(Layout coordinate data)
○ ○ ○

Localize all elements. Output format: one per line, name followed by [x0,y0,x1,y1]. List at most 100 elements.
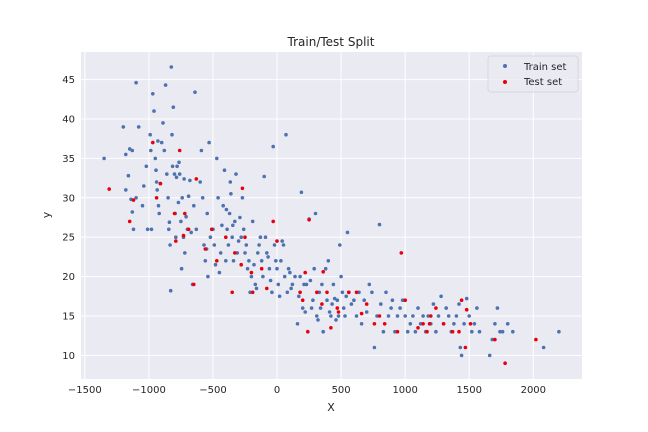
train-point [349,302,354,306]
test-point [347,290,351,295]
train-point [131,227,136,232]
train-point [400,298,405,303]
test-point [395,329,400,334]
train-point [426,314,431,318]
train-point [326,259,331,263]
train-point [180,196,184,200]
train-point [238,215,242,220]
train-point [176,200,181,205]
train-point [308,278,313,283]
train-point [303,310,308,314]
test-point [271,219,276,224]
train-point [233,219,237,224]
train-point [320,282,324,287]
train-point [268,278,273,283]
test-point [359,311,364,316]
y-tick-label: 30 [62,193,75,204]
train-point [500,329,505,334]
train-point [316,318,320,322]
test-point [250,290,255,295]
train-point [386,314,391,318]
train-point [339,274,343,279]
train-point [222,168,227,172]
test-point [192,282,196,287]
train-point [421,314,425,318]
train-point [467,314,472,318]
test-point [459,298,464,303]
train-point [171,105,176,109]
train-point [418,322,423,326]
train-point [302,282,306,287]
train-point [170,164,175,169]
test-point [230,290,234,295]
y-axis-ticks: 10 15 20 25 30 35 40 45 [62,75,75,362]
test-point [298,290,302,295]
train-point [188,178,192,183]
train-point [375,314,379,318]
train-point [239,235,243,239]
test-point [464,307,469,312]
chart-title: Train/Test Split [287,35,375,49]
train-point [102,156,106,161]
train-point [334,318,338,322]
train-point [493,322,497,326]
train-point [257,243,261,247]
train-point [244,243,249,247]
train-point [161,121,165,125]
train-point [498,329,502,334]
train-point [121,125,126,129]
train-point [325,298,329,303]
train-point [408,322,413,326]
train-point [279,259,283,263]
test-point [107,187,111,191]
x-tick-label: 2000 [521,385,546,396]
train-point [434,329,438,334]
test-point [463,345,468,350]
train-point [259,259,264,263]
train-point [266,255,270,259]
train-point [154,168,158,172]
train-point [207,140,211,145]
test-point [275,239,279,243]
train-point [277,294,282,299]
train-point [377,222,382,227]
train-point [159,140,164,145]
test-point [354,290,359,295]
train-point [199,148,204,153]
train-point [343,314,347,318]
test-point [300,298,305,303]
train-point [227,211,232,216]
y-tick-label: 40 [62,114,75,125]
train-point [381,329,386,334]
test-point [364,302,369,306]
train-point [444,306,449,310]
train-point [313,211,318,216]
test-point [172,211,177,216]
train-point [124,152,128,157]
train-point [457,302,461,306]
test-point [240,186,245,191]
train-point [321,329,326,334]
legend-marker-test [503,80,507,84]
test-point [194,177,199,181]
train-point [446,314,451,318]
test-point [215,259,219,263]
train-point [166,196,170,200]
y-tick-label: 10 [62,351,75,362]
train-point [557,329,561,334]
train-point [255,251,260,255]
train-point [280,239,285,243]
train-point [126,173,131,178]
train-point [472,322,477,326]
train-point [208,235,213,239]
train-point [317,290,322,295]
test-point [183,211,187,216]
train-point [148,132,152,137]
test-point [154,196,159,200]
test-point [421,322,425,326]
test-point [321,270,326,274]
train-point [352,298,356,303]
train-point [459,353,464,358]
train-point [153,156,158,161]
train-point [281,243,286,247]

○ ○ ○

**What to do**: Lay out the data as a Markdown table with the columns No. and Line, starting with the line containing "train-point [349,302,354,306]" and going on through the line containing "train-point [377,222,382,227]". Leave out any blank lines.

**Exercise answer**:
| No. | Line |
|---|---|
| 1 | train-point [349,302,354,306] |
| 2 | test-point [347,290,351,295] |
| 3 | train-point [131,227,136,232] |
| 4 | train-point [400,298,405,303] |
| 5 | test-point [395,329,400,334] |
| 6 | train-point [426,314,431,318] |
| 7 | train-point [326,259,331,263] |
| 8 | train-point [180,196,184,200] |
| 9 | train-point [238,215,242,220] |
| 10 | train-point [176,200,181,205] |
| 11 | train-point [308,278,313,283] |
| 12 | train-point [303,310,308,314] |
| 13 | test-point [271,219,276,224] |
| 14 | train-point [233,219,237,224] |
| 15 | train-point [320,282,324,287] |
| 16 | train-point [268,278,273,283] |
| 17 | test-point [359,311,364,316] |
| 18 | y-tick-label: 30 [62,193,75,204] |
| 19 | train-point [500,329,505,334] |
| 20 | train-point [316,318,320,322] |
| 21 | test-point [250,290,255,295] |
| 22 | train-point [386,314,391,318] |
| 23 | train-point [339,274,343,279] |
| 24 | train-point [222,168,227,172] |
| 25 | test-point [192,282,196,287] |
| 26 | train-point [421,314,425,318] |
| 27 | train-point [467,314,472,318] |
| 28 | test-point [459,298,464,303] |
| 29 | train-point [171,105,176,109] |
| 30 | train-point [418,322,423,326] |
| 31 | train-point [302,282,306,287] |
| 32 | train-point [170,164,175,169] |
| 33 | test-point [230,290,234,295] |
| 34 | y-axis-ticks: 10 15 20 25 30 35 40 45 [62,75,75,362] |
| 35 | test-point [298,290,302,295] |
| 36 | train-point [188,178,192,183] |
| 37 | train-point [375,314,379,318] |
| 38 | train-point [239,235,243,239] |
| 39 | test-point [464,307,469,312] |
| 40 | chart-title: Train/Test Split [287,35,375,49] |
| 41 | train-point [102,156,106,161] |
| 42 | train-point [334,318,338,322] |
| 43 | train-point [493,322,497,326] |
| 44 | train-point [257,243,261,247] |
| 45 | train-point [244,243,249,247] |
| 46 | train-point [161,121,165,125] |
| 47 | train-point [498,329,502,334] |
| 48 | train-point [121,125,126,129] |
| 49 | train-point [325,298,329,303] |
| 50 | train-point [408,322,413,326] |
| 51 | train-point [279,259,283,263] |
| 52 | test-point [107,187,111,191] |
| 53 | x-tick-label: 2000 [521,385,546,396] |
| 54 | train-point [434,329,438,334] |
| 55 | test-point [463,345,468,350] |
| 56 | train-point [259,259,264,263] |
| 57 | train-point [266,255,270,259] |
| 58 | train-point [154,168,158,172] |
| 59 | train-point [207,140,211,145] |
| 60 | test-point [275,239,279,243] |
| 61 | train-point [277,294,282,299] |
| 62 | train-point [377,222,382,227] |